**Aim**
Strip the pictures and reproduce the rest of the listing exactly.

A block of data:

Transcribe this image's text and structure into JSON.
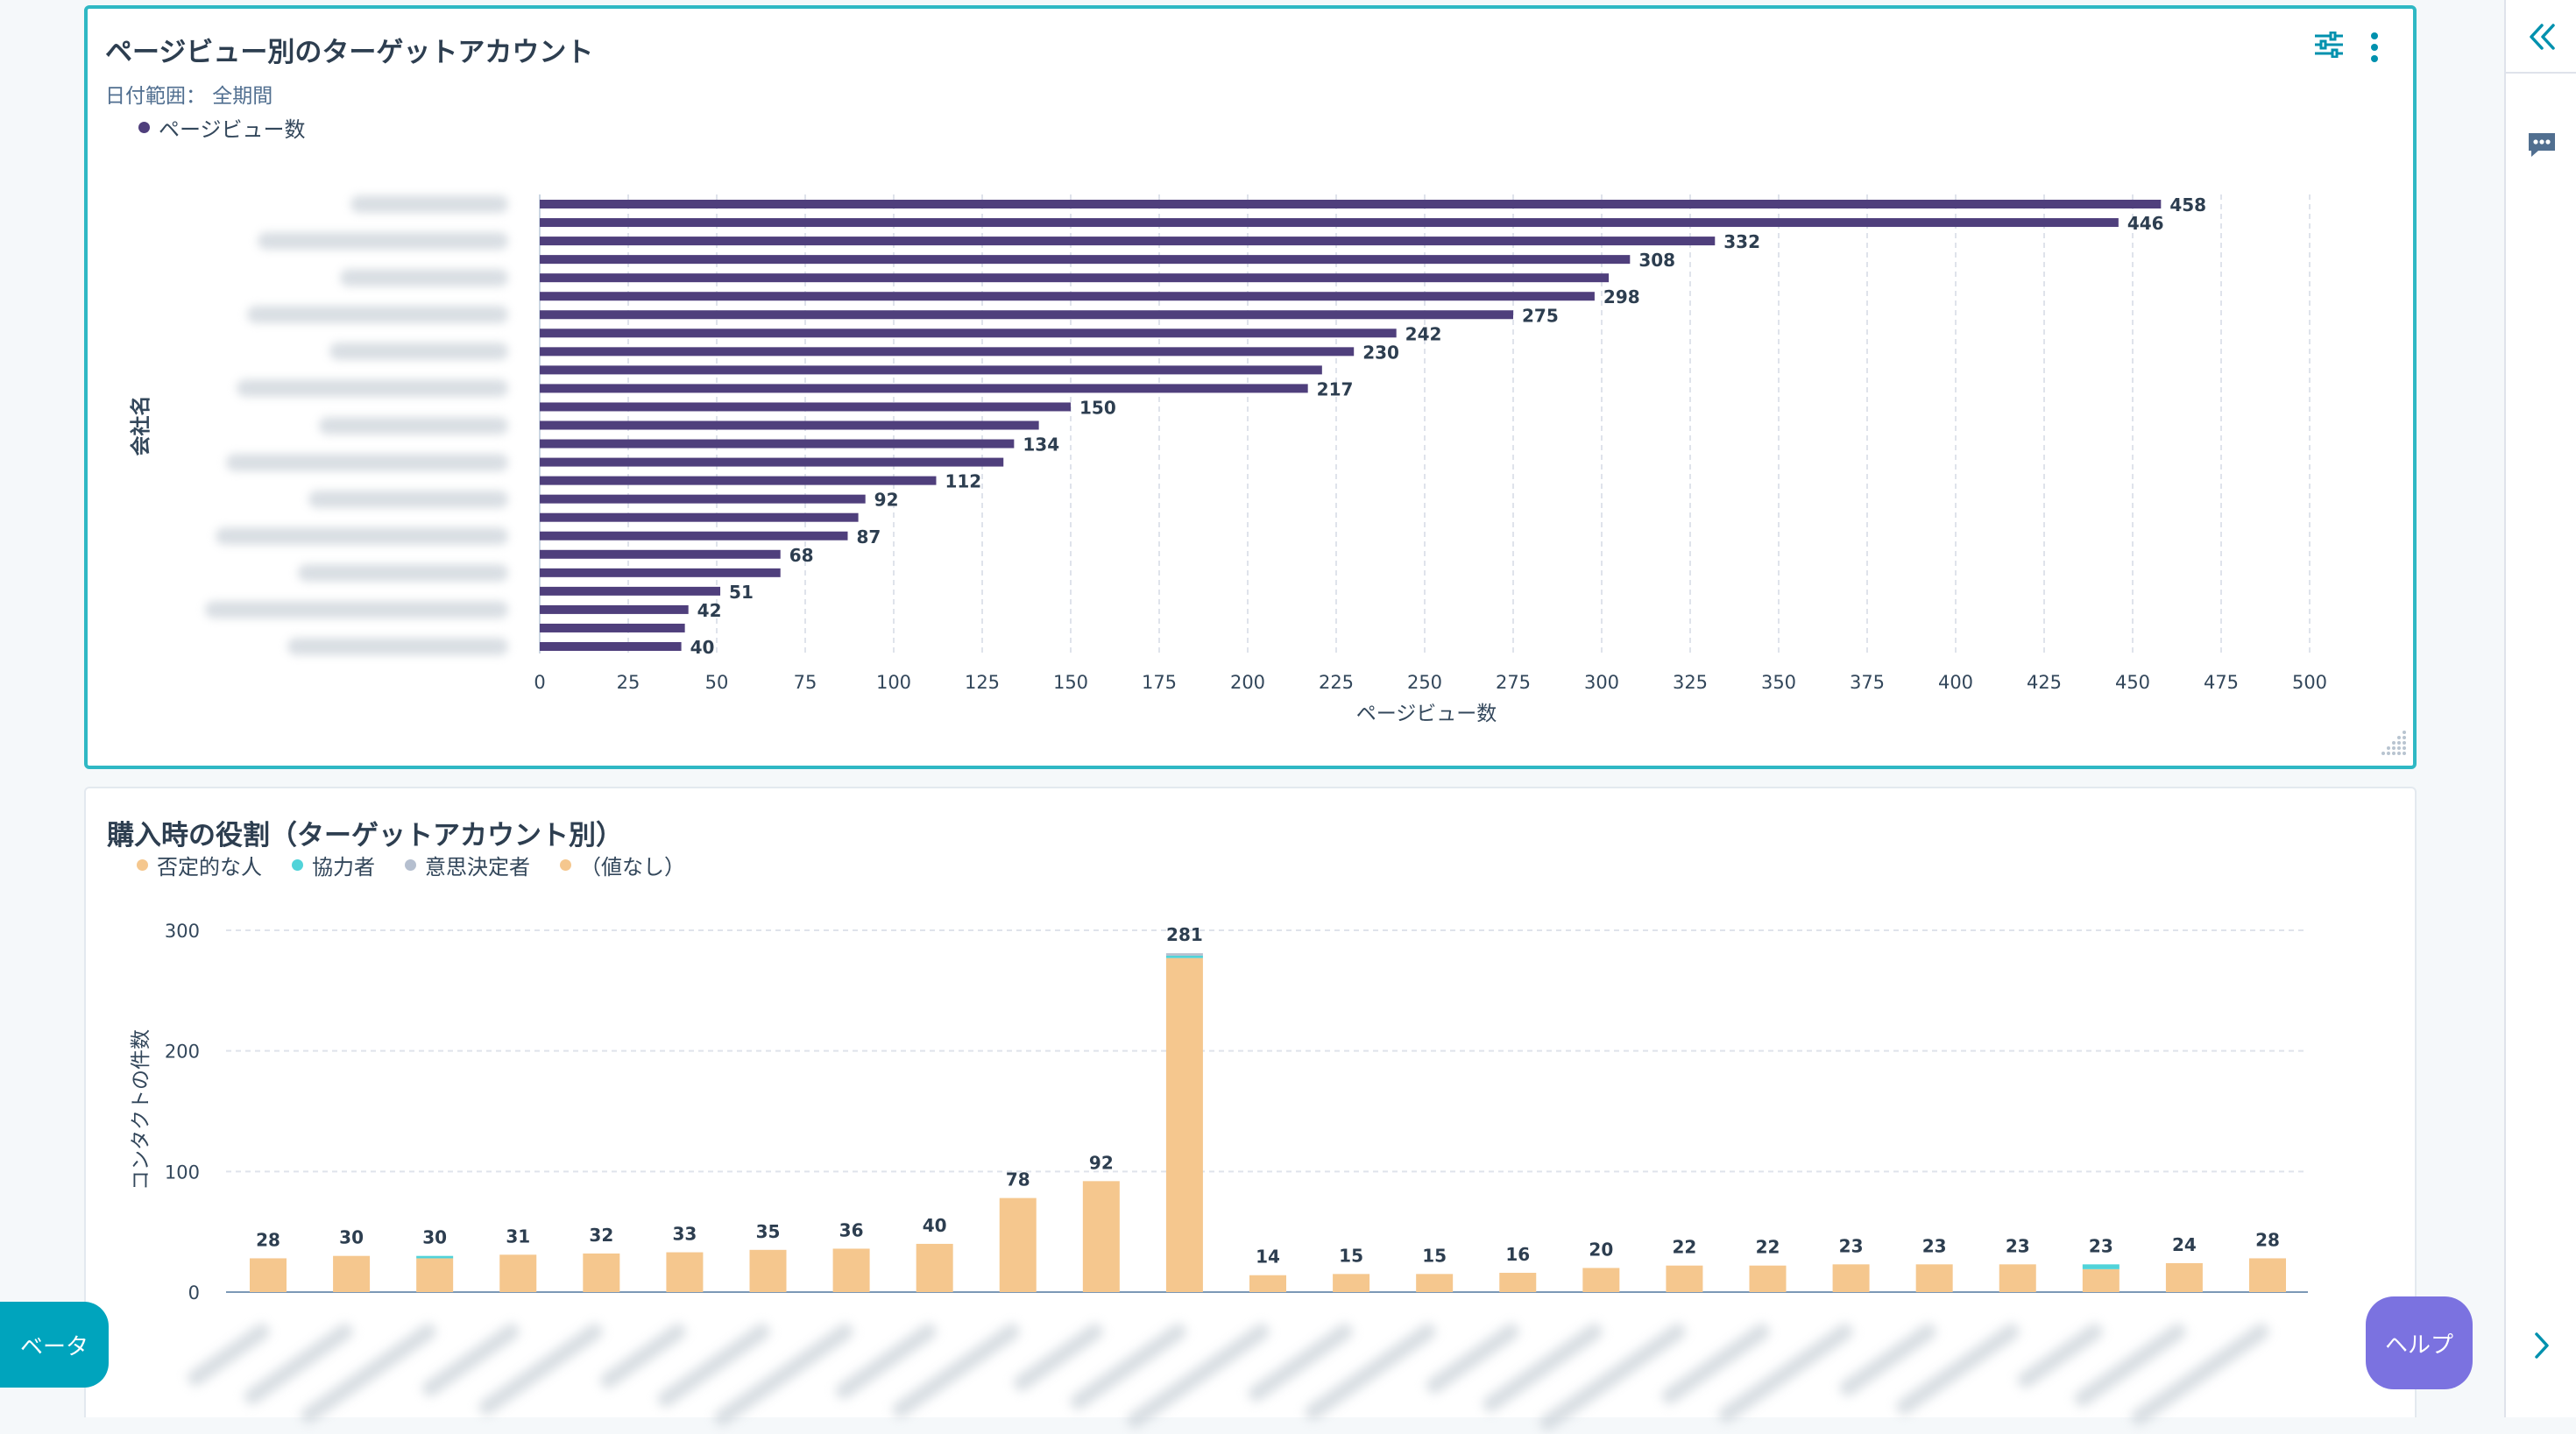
{
  "card1": {
    "title": "ページビュー別のターゲットアカウント",
    "date_range": "日付範囲： 全期間",
    "legend": [
      {
        "label": "ページビュー数",
        "color": "#4f3f7c"
      }
    ]
  },
  "card2": {
    "title": "購入時の役割（ターゲットアカウント別）",
    "legend": [
      {
        "label": "否定的な人",
        "color": "#f5c78e"
      },
      {
        "label": "協力者",
        "color": "#51d3d9"
      },
      {
        "label": "意思決定者",
        "color": "#b5bfcf"
      },
      {
        "label": "（値なし）",
        "color": "#f5c78e"
      }
    ]
  },
  "chart_data": [
    {
      "type": "bar",
      "orientation": "horizontal",
      "ylabel": "会社名",
      "xlabel": "ページビュー数",
      "xlim": [
        0,
        500
      ],
      "xticks": [
        0,
        25,
        50,
        75,
        100,
        125,
        150,
        175,
        200,
        225,
        250,
        275,
        300,
        325,
        350,
        375,
        400,
        425,
        450,
        475,
        500
      ],
      "grid": true,
      "series": [
        {
          "name": "ページビュー数",
          "color": "#4f3f7c",
          "values": [
            458,
            446,
            332,
            308,
            302,
            298,
            275,
            242,
            230,
            221,
            217,
            150,
            141,
            134,
            131,
            112,
            92,
            90,
            87,
            68,
            68,
            51,
            42,
            41,
            40
          ],
          "labels": [
            "458",
            "446",
            "332",
            "308",
            "",
            "298",
            "275",
            "242",
            "230",
            "",
            "217",
            "150",
            "",
            "134",
            "",
            "112",
            "92",
            "",
            "87",
            "68",
            "",
            "51",
            "42",
            "",
            "40"
          ]
        }
      ]
    },
    {
      "type": "bar",
      "stacked": true,
      "ylabel": "コンタクトの件数",
      "ylim": [
        0,
        300
      ],
      "yticks": [
        0,
        100,
        200,
        300
      ],
      "grid": true,
      "totals": [
        28,
        30,
        30,
        31,
        32,
        33,
        35,
        36,
        40,
        78,
        92,
        281,
        14,
        15,
        15,
        16,
        20,
        22,
        22,
        23,
        23,
        23,
        23,
        24,
        28
      ],
      "series": [
        {
          "name": "（値なし）",
          "color": "#f5c78e",
          "values": [
            28,
            30,
            28,
            31,
            32,
            33,
            35,
            36,
            40,
            78,
            92,
            277,
            14,
            15,
            15,
            16,
            20,
            22,
            22,
            23,
            23,
            23,
            19,
            24,
            28
          ]
        },
        {
          "name": "協力者",
          "color": "#51d3d9",
          "values": [
            0,
            0,
            2,
            0,
            0,
            0,
            0,
            0,
            0,
            0,
            0,
            2,
            0,
            0,
            0,
            0,
            0,
            0,
            0,
            0,
            0,
            0,
            4,
            0,
            0
          ]
        },
        {
          "name": "意思決定者",
          "color": "#b5bfcf",
          "values": [
            0,
            0,
            0,
            0,
            0,
            0,
            0,
            0,
            0,
            0,
            0,
            2,
            0,
            0,
            0,
            0,
            0,
            0,
            0,
            0,
            0,
            0,
            0,
            0,
            0
          ]
        }
      ]
    }
  ],
  "buttons": {
    "beta": "ベータ",
    "help": "ヘルプ"
  }
}
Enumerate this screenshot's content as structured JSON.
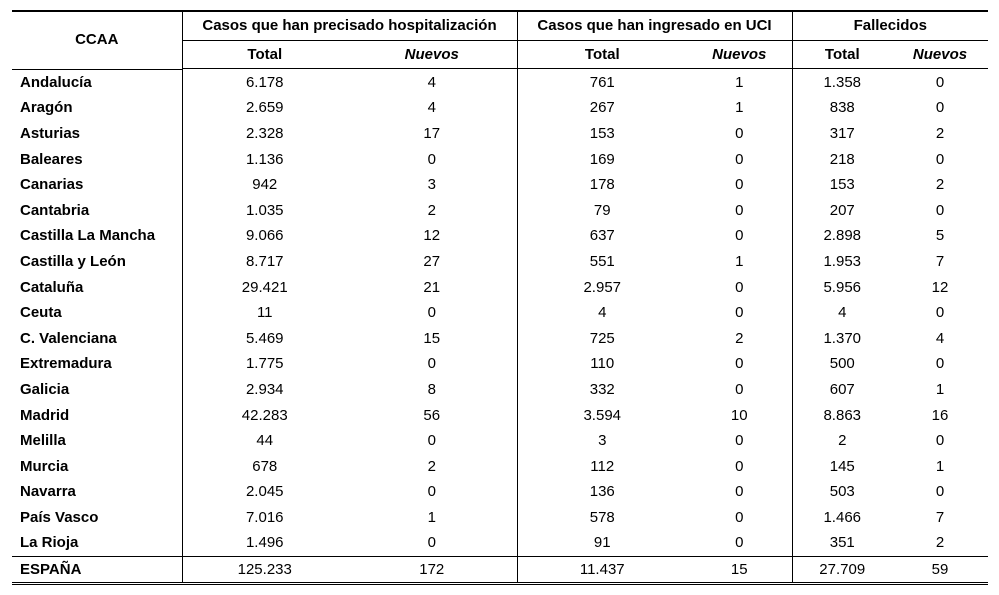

**Finished exercise**
Transcribe this image's text and structure into JSON.
{
  "card1": {
    "title": "ページビュー別のターゲットアカウント",
    "date_range": "日付範囲： 全期間",
    "legend": [
      {
        "label": "ページビュー数",
        "color": "#4f3f7c"
      }
    ]
  },
  "card2": {
    "title": "購入時の役割（ターゲットアカウント別）",
    "legend": [
      {
        "label": "否定的な人",
        "color": "#f5c78e"
      },
      {
        "label": "協力者",
        "color": "#51d3d9"
      },
      {
        "label": "意思決定者",
        "color": "#b5bfcf"
      },
      {
        "label": "（値なし）",
        "color": "#f5c78e"
      }
    ]
  },
  "chart_data": [
    {
      "type": "bar",
      "orientation": "horizontal",
      "ylabel": "会社名",
      "xlabel": "ページビュー数",
      "xlim": [
        0,
        500
      ],
      "xticks": [
        0,
        25,
        50,
        75,
        100,
        125,
        150,
        175,
        200,
        225,
        250,
        275,
        300,
        325,
        350,
        375,
        400,
        425,
        450,
        475,
        500
      ],
      "grid": true,
      "series": [
        {
          "name": "ページビュー数",
          "color": "#4f3f7c",
          "values": [
            458,
            446,
            332,
            308,
            302,
            298,
            275,
            242,
            230,
            221,
            217,
            150,
            141,
            134,
            131,
            112,
            92,
            90,
            87,
            68,
            68,
            51,
            42,
            41,
            40
          ],
          "labels": [
            "458",
            "446",
            "332",
            "308",
            "",
            "298",
            "275",
            "242",
            "230",
            "",
            "217",
            "150",
            "",
            "134",
            "",
            "112",
            "92",
            "",
            "87",
            "68",
            "",
            "51",
            "42",
            "",
            "40"
          ]
        }
      ]
    },
    {
      "type": "bar",
      "stacked": true,
      "ylabel": "コンタクトの件数",
      "ylim": [
        0,
        300
      ],
      "yticks": [
        0,
        100,
        200,
        300
      ],
      "grid": true,
      "totals": [
        28,
        30,
        30,
        31,
        32,
        33,
        35,
        36,
        40,
        78,
        92,
        281,
        14,
        15,
        15,
        16,
        20,
        22,
        22,
        23,
        23,
        23,
        23,
        24,
        28
      ],
      "series": [
        {
          "name": "（値なし）",
          "color": "#f5c78e",
          "values": [
            28,
            30,
            28,
            31,
            32,
            33,
            35,
            36,
            40,
            78,
            92,
            277,
            14,
            15,
            15,
            16,
            20,
            22,
            22,
            23,
            23,
            23,
            19,
            24,
            28
          ]
        },
        {
          "name": "協力者",
          "color": "#51d3d9",
          "values": [
            0,
            0,
            2,
            0,
            0,
            0,
            0,
            0,
            0,
            0,
            0,
            2,
            0,
            0,
            0,
            0,
            0,
            0,
            0,
            0,
            0,
            0,
            4,
            0,
            0
          ]
        },
        {
          "name": "意思決定者",
          "color": "#b5bfcf",
          "values": [
            0,
            0,
            0,
            0,
            0,
            0,
            0,
            0,
            0,
            0,
            0,
            2,
            0,
            0,
            0,
            0,
            0,
            0,
            0,
            0,
            0,
            0,
            0,
            0,
            0
          ]
        }
      ]
    }
  ],
  "buttons": {
    "beta": "ベータ",
    "help": "ヘルプ"
  }
}
Enumerate this screenshot's content as structured JSON.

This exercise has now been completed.